Directions for this task: Can the data below be set down again exactly, line for line?
## start Data for processing
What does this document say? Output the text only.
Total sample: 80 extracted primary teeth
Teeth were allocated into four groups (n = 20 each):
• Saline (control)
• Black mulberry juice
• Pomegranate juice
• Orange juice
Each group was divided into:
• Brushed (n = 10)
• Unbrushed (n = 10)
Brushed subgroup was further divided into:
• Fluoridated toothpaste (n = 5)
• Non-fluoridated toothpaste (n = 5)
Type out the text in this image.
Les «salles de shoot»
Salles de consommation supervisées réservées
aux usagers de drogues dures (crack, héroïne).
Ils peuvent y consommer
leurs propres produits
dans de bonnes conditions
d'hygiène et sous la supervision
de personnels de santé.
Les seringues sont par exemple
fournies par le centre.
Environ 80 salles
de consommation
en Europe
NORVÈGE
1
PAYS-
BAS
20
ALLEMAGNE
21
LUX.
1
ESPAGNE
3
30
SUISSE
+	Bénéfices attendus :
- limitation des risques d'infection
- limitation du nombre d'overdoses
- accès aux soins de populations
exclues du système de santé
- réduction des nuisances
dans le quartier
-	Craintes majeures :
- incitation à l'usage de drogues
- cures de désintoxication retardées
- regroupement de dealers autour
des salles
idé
## end Data for processing
Exercise result:
What does this document say? Output the text only.
Total sample: 80 extracted primary teeth
Teeth were allocated into four groups (n = 20 each):
• Saline (control)
• Black mulberry juice
• Pomegranate juice
• Orange juice
Each group was divided into:
• Brushed (n = 10)
• Unbrushed (n = 10)
Brushed subgroup was further divided into:
• Fluoridated toothpaste (n = 5)
• Non-fluoridated toothpaste (n = 5)
Type out the text in this image.
Les «salles de shoot»
Salles de consommation supervisées réservées
aux usagers de drogues dures (crack, héroïne).
Ils peuvent y consommer
leurs propres produits
dans de bonnes conditions
d'hygiène et sous la supervision
de personnels de santé.
Les seringues sont par exemple
fournies par le centre.
Environ 80 salles
de consommation
en Europe
NORVÈGE
1
PAYS-
BAS
20
ALLEMAGNE
21
LUX.
1
ESPAGNE
3
30
SUISSE
+	Bénéfices attendus :
- limitation des risques d'infection
- limitation du nombre d'overdoses
- accès aux soins de populations
exclues du système de santé
- réduction des nuisances
dans le quartier
-	Craintes majeures :
- incitation à l'usage de drogues
- cures de désintoxication retardées
- regroupement de dealers autour
des salles
idé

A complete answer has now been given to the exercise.